* TEXT BLOCK:
►

But the consumer mood has shifted:
- 79% of UK consumers are actively trying to reduce their UPF intake [4]
- They’re reading labels
- They’re choosing "real" over "weird"
And they’re not wrong to be suspicious:
- If you need 47 ingredients to make bread last 14 days, you’ve moved beyond "food" and into "food product"
- The industry response so far has often been:
- defensive
- lobbying against UPF labelling
- arguing about definitions
- reformulating around the edges (sound familiar, tobacco industry?)

But what if we led with honesty instead?
What if we admitted that yes, some of our products are designed for shelf-life over nourishment, and we're committed to changing that? Radical transparency beats defensive denials every time.
3. The Food Data Revolution
Here’s where it gets operational. Professor Jebb called for an integrated data infrastructure from farm gate to final product.
Because:
- We can’t fix what we don’t measure
- Current systems are often fragmented, proprietary, and focused on cost optimisation, not health outcomes
What this could look like:
- Track and access each ingredient’s:
- nutritional profile
- environmental footprint
- supply chain transparency
- Segment consumers by actual health needs, not just demographics
- Prove (with data) that reformulation is delivering real impact
Bottom line:
- This isn’t a fantasy. The tech exists.
- What’s missing is the industry-wide commitment to stop resisting transparency and start leading with data.
At Seeds to Thrive, this is exactly the kind of systemic work we’re focused on: helping businesses measure, track, and communicate real impact (not just market intentions).
What This Means for UK Manufacturers
Let me be blunt:
- The "old way" (chasing volume through hyper-palatability + long shelf-life) is becoming a business risk
And it’s not because consumers are perfect (they’re not). It’s because:
- Regulation is tightening
- Investor sentiment is shifting
- The reputational cost of being "the next tobacco" is existential
The good news:
- The food industry isn’t going anywhere
- We’ll still need roughly 2,000 calories a day
- But the type of calories we provide is about to change forever
Who thrives next:
- Pivot to Nutritional Density (stop fighting to maintain volume)
- Lead with transparency (stop lobbying against it)
- Invest in real reformulation (not marketing workarounds)
- Collaborate with regulators (rather than opposing them)
- Use data to prove impact (not just to optimise profits)

The question Professor Jebb left us with was deceptively simple:
The industry has been incredibly creative at feeding us. Now, can we be creative enough to heal us?
The Challenge Ahead
As I left the Guildhall and walked back through the City, I kept thinking about Eglantyne Jebb, the founder of Save the Children and Professor Jebb's relative. In 1921, facing the aftermath of World War I and widespread child malnutrition, she said:
"It's impossible only if we make it so. It's impossible only if we refuse to attempt."
In 1921, Eglantyne was fighting to save children from starvation. In 2026, her namesake is fighting a different kind of malnutrition: one caused by abundance, not scarcity. But the challenge is the same:
Are we brave enough to attempt the impossible?

◄

* PROBLEMS AND TASKS:
A. Using the article on the food industry, decide whether each statement below agrees with it. Answer yes or no for each, and quote the deciding words of the article.
(i) The article states that 79% of UK consumers are actively trying to reduce their UPF intake.
(ii) The article claims that the technology for tracking food data does not yet exist.
(iii) The article says Eglantyne Jebb made her quoted remark in 1921.
B. Output the part of the article on the food industry between "- Lead with" and "than opposing them)", inclusive.

* MATERIAL:
►

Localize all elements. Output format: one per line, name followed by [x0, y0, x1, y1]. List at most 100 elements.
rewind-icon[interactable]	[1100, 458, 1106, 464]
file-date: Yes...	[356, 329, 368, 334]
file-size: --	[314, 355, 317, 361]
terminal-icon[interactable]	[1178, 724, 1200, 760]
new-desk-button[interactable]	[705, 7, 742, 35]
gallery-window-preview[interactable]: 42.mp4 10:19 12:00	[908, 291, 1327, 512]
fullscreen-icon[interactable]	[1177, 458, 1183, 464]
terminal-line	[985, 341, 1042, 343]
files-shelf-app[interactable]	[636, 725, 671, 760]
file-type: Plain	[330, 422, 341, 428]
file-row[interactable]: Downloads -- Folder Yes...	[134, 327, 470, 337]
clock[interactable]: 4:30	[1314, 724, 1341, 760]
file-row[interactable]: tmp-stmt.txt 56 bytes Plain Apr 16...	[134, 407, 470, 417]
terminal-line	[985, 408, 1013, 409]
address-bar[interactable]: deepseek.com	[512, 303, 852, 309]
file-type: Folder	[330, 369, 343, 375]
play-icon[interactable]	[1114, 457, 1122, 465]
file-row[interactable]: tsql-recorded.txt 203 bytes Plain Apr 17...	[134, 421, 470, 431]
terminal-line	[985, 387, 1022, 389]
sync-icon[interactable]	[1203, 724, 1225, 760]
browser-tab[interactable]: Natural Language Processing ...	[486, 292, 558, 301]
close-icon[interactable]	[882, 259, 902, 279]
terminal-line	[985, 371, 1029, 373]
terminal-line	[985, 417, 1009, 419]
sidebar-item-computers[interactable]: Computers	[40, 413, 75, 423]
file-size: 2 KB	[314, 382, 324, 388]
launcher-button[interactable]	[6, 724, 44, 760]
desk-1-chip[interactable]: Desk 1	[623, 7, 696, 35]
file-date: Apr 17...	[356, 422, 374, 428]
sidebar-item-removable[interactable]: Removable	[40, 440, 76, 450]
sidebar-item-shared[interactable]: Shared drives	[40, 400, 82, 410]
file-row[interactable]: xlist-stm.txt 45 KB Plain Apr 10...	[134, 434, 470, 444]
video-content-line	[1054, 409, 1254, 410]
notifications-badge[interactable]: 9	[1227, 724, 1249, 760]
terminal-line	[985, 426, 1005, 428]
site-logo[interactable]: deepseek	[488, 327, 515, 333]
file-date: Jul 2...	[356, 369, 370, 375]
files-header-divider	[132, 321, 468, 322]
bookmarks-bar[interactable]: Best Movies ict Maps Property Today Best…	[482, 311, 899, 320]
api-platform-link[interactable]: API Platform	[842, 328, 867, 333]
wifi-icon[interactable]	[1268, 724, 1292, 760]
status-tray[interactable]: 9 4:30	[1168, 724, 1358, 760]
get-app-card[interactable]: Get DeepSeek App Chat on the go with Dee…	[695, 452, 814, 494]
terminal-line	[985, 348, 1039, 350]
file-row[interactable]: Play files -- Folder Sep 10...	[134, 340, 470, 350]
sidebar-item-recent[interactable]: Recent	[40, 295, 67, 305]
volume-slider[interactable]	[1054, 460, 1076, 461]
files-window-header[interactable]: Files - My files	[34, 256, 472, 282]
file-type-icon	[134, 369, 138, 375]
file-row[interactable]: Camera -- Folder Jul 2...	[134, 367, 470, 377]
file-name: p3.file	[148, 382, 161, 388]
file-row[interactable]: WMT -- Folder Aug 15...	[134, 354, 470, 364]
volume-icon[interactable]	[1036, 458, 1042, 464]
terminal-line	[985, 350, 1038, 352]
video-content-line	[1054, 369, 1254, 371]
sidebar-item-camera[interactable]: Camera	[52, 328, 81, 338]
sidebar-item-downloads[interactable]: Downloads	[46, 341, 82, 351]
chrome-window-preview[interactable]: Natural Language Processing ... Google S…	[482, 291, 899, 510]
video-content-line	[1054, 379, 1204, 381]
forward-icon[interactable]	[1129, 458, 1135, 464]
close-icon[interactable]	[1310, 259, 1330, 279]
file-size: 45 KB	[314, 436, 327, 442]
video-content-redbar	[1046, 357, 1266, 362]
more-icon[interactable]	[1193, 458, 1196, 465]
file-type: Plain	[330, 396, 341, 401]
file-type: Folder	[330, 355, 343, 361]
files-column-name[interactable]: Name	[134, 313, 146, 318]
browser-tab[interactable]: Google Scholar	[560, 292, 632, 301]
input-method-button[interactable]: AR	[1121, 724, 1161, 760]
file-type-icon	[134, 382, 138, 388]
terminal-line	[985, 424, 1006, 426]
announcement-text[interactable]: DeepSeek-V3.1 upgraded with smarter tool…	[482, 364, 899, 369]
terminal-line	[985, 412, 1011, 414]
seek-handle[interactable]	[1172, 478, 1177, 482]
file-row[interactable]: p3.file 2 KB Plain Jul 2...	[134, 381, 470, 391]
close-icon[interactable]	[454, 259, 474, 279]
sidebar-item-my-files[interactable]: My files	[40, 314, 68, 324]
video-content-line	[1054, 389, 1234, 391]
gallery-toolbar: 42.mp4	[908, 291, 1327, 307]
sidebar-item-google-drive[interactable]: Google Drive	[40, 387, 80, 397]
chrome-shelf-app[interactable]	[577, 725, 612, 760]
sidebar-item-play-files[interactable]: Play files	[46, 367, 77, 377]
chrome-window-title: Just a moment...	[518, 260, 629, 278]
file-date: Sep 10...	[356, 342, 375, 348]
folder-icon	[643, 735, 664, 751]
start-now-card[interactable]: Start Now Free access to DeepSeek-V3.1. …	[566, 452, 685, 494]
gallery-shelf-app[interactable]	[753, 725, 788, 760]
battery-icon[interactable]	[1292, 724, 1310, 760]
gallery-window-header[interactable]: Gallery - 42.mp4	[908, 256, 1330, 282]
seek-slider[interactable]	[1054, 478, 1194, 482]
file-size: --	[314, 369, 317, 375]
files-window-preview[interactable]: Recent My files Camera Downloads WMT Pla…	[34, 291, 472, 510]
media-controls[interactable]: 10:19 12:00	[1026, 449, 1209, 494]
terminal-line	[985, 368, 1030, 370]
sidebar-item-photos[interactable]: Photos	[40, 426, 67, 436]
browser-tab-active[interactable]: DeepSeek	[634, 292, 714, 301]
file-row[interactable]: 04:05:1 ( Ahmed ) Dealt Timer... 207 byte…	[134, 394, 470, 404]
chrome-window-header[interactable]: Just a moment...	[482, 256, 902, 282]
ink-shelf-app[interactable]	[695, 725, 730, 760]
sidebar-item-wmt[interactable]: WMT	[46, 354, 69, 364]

◄

* EXPECTED ANSWERS:
A.
(i) Yes: "79% of UK consumers are actively trying to reduce their UPF intake"
(ii) No: "This isn’t a fantasy. The tech exists."
(iii) Yes: "In 1921, facing the aftermath of World War I and widespread child malnutrition, she said:"

B.
- Lead with transparency (stop lobbying against it)
- Invest in real reformulation (not marketing workarounds)
- Collaborate with regulators (rather than opposing them)